Filter the records below for the word "title". Copy each line that holds it.

Data tied to figure images:
::::::::::

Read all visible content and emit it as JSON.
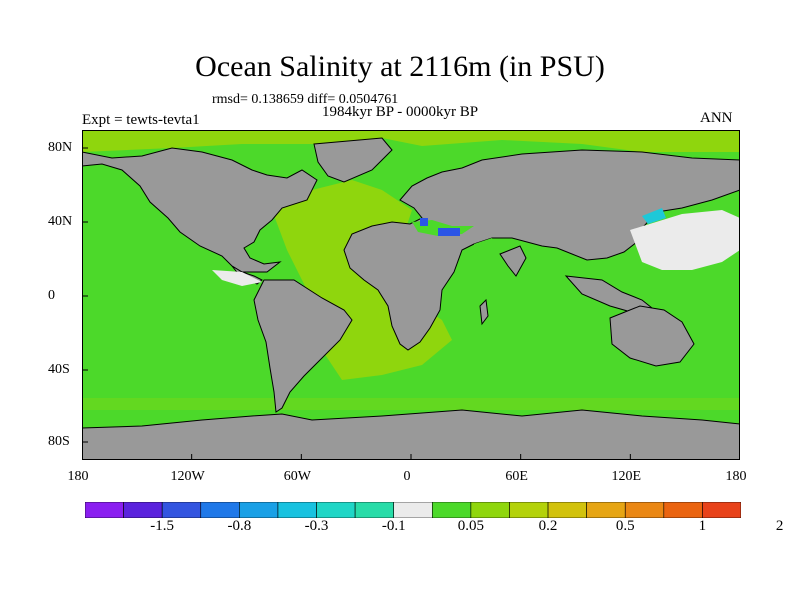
{
  "figure": {
    "title": "Ocean Salinity at 2116m (in PSU)",
    "stats": "rmsd= 0.138659 diff= 0.0504761",
    "period": "1984kyr BP - 0000kyr BP",
    "experiment": "Expt = tewts-tevta1",
    "season": "ANN"
  },
  "map": {
    "projection": "cylindrical equidistant",
    "lat_tick_labels": [
      "80N",
      "40N",
      "0",
      "40S",
      "80S"
    ],
    "lon_tick_labels": [
      "180",
      "120W",
      "60W",
      "0",
      "60E",
      "120E",
      "180"
    ],
    "colors": {
      "land": "#999999",
      "coast": "#000000",
      "ocean_main": "#4cd92a",
      "ocean_atlantic": "#8fd60d",
      "near_zero": "#ebebeb",
      "med_blue": "#2b55e6",
      "japan_sea": "#1ec8d8"
    }
  },
  "colorbar": {
    "colors": [
      "#8a1ef0",
      "#5a22dd",
      "#3355e0",
      "#1f78e8",
      "#1aa0e6",
      "#18c2e0",
      "#1fd6c6",
      "#28dca8",
      "#ebebeb",
      "#4cd92a",
      "#8fd60d",
      "#b4d20a",
      "#d2c20c",
      "#e6a514",
      "#ea8714",
      "#ea6410",
      "#e8421a"
    ],
    "tick_labels": [
      "-1.5",
      "-0.8",
      "-0.3",
      "-0.1",
      "0.05",
      "0.2",
      "0.5",
      "1",
      "2"
    ]
  }
}
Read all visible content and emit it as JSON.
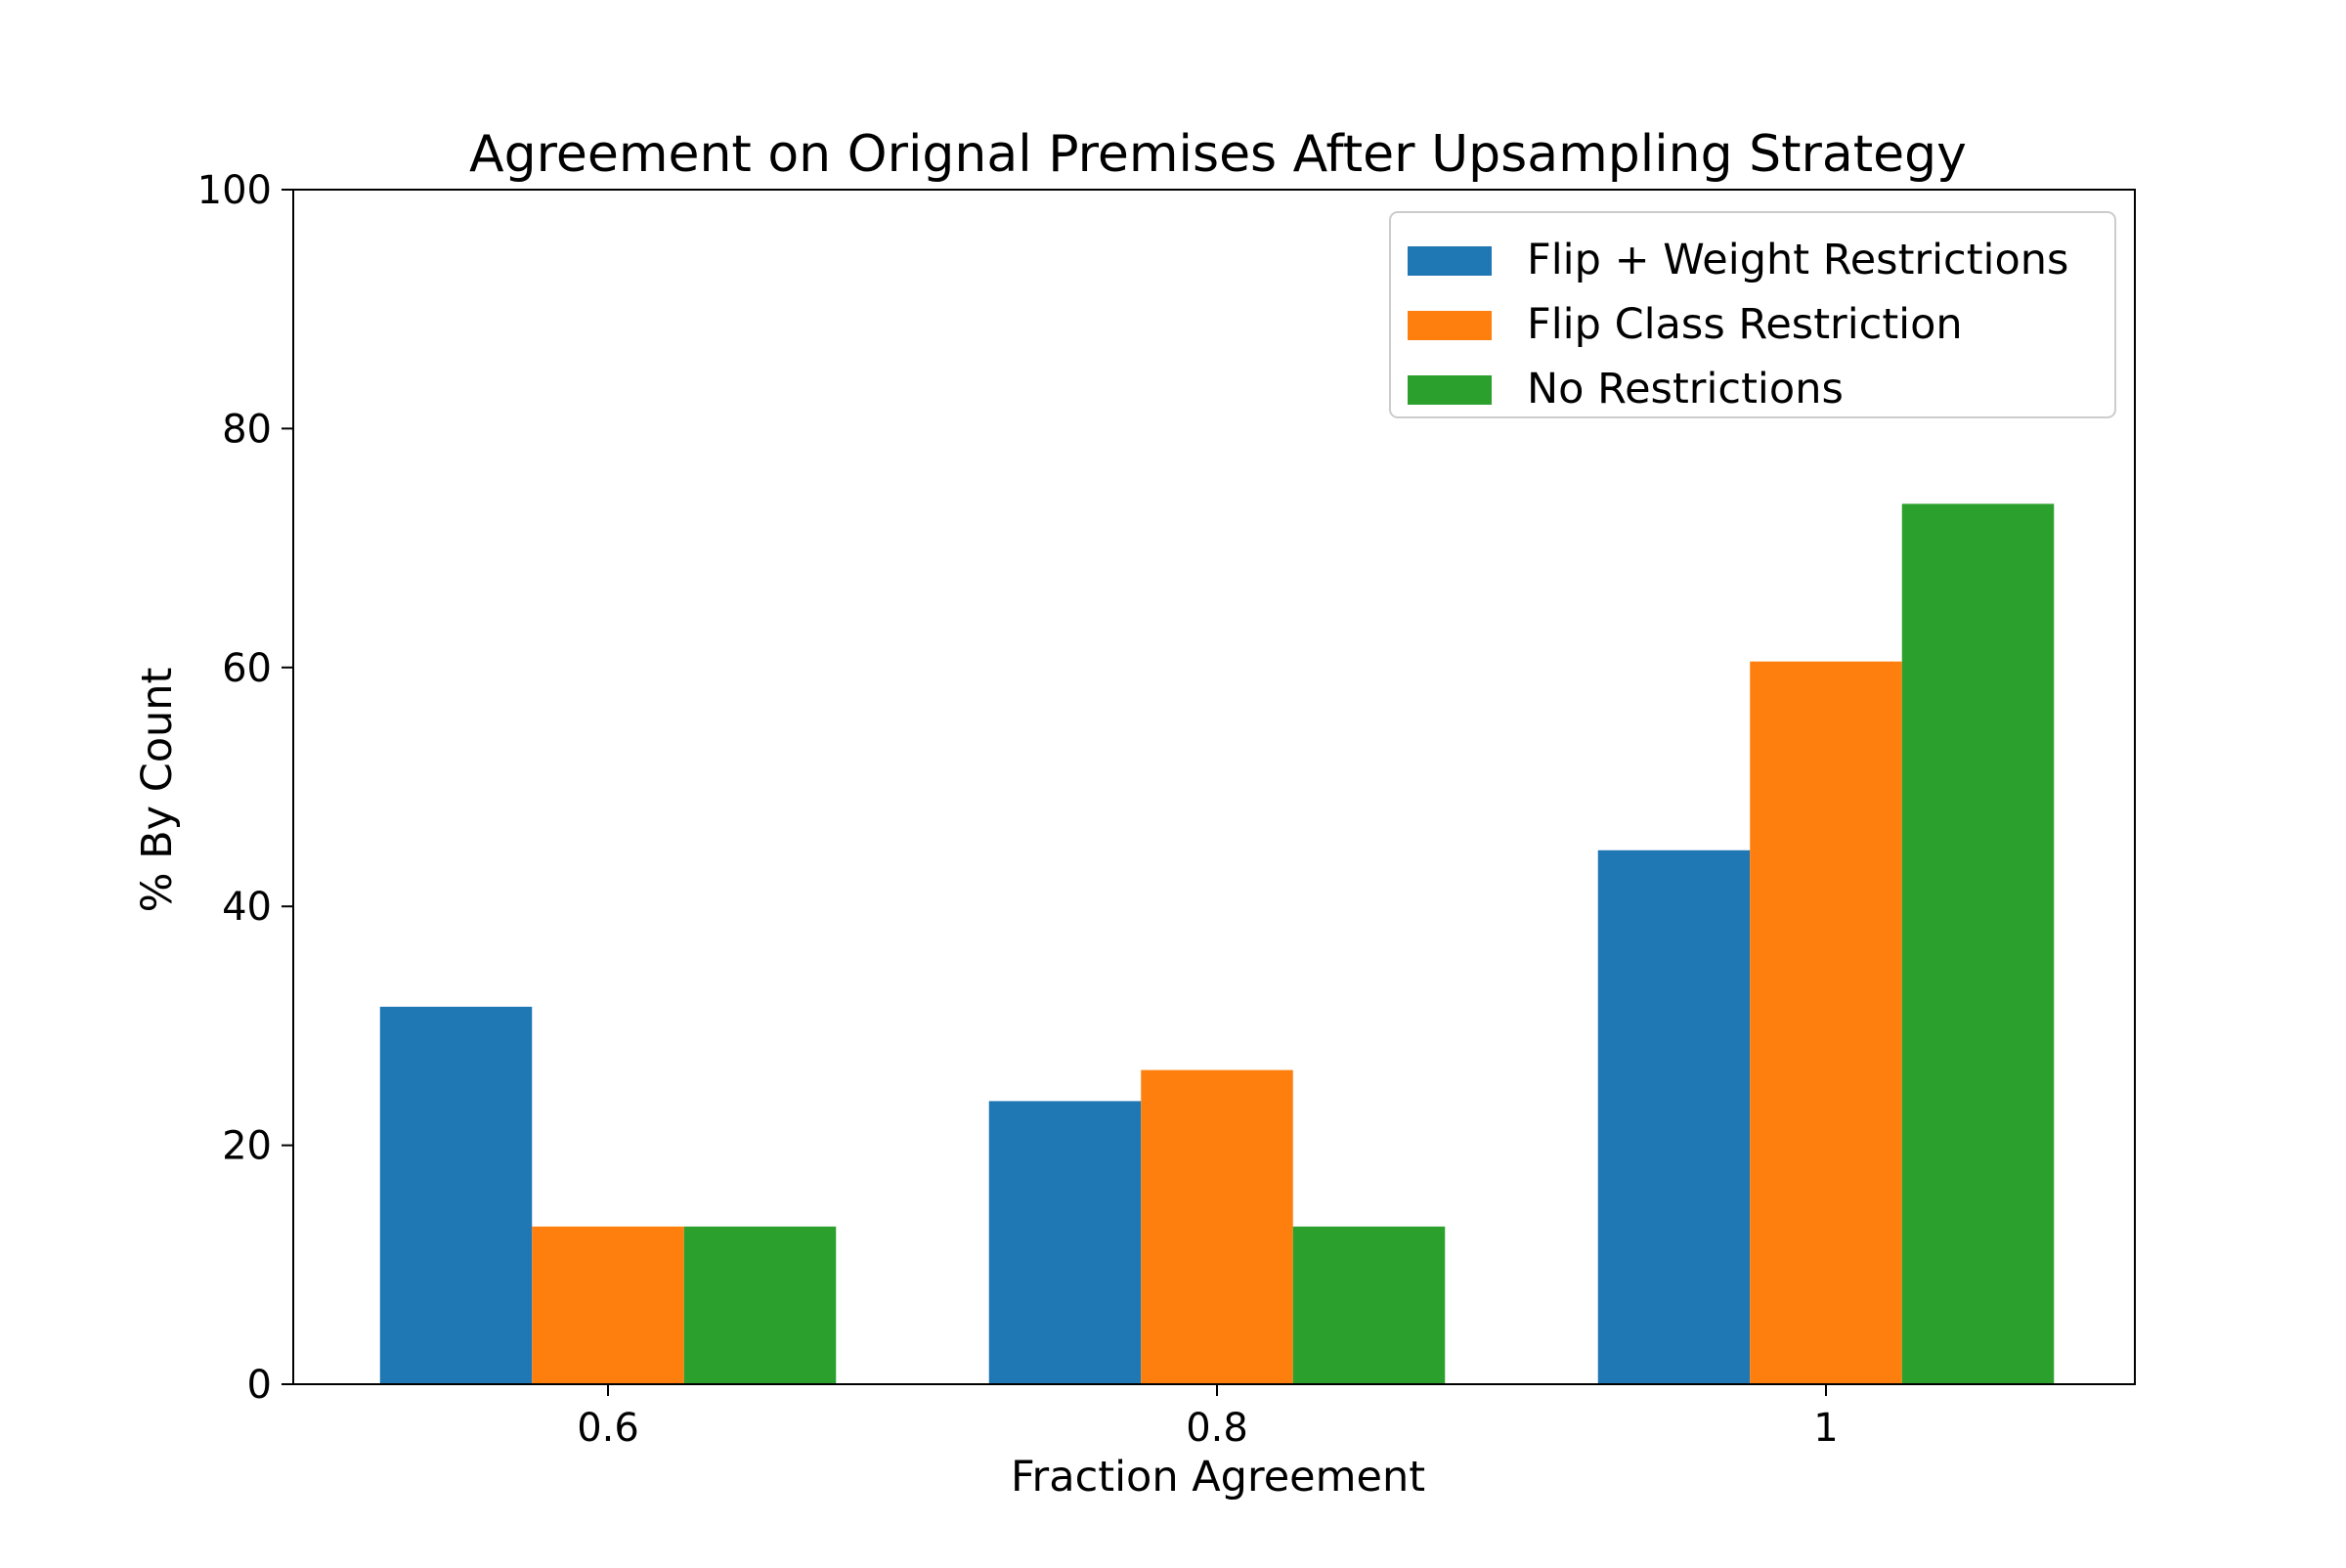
{
  "chart_data": {
    "type": "bar",
    "title": "Agreement on Orignal Premises After Upsampling Strategy",
    "xlabel": "Fraction Agreement",
    "ylabel": "% By Count",
    "categories": [
      "0.6",
      "0.8",
      "1"
    ],
    "ylim": [
      0,
      100
    ],
    "yticks": [
      "0",
      "20",
      "40",
      "60",
      "80",
      "100"
    ],
    "grid": false,
    "legend_position": "top-right",
    "series": [
      {
        "name": "Flip + Weight Restrictions",
        "color": "#1f77b4",
        "values": [
          31.6,
          23.7,
          44.7
        ]
      },
      {
        "name": "Flip Class Restriction",
        "color": "#ff7f0e",
        "values": [
          13.2,
          26.3,
          60.5
        ]
      },
      {
        "name": "No Restrictions",
        "color": "#2ca02c",
        "values": [
          13.2,
          13.2,
          73.7
        ]
      }
    ]
  }
}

::::::::::

◆ **SOLUTION TO THIS PROBLEM**
    "title": "Ocean Salinity at 2116m (in PSU)",
    "title": "Agreement on Orignal Premises After Upsampling Strategy",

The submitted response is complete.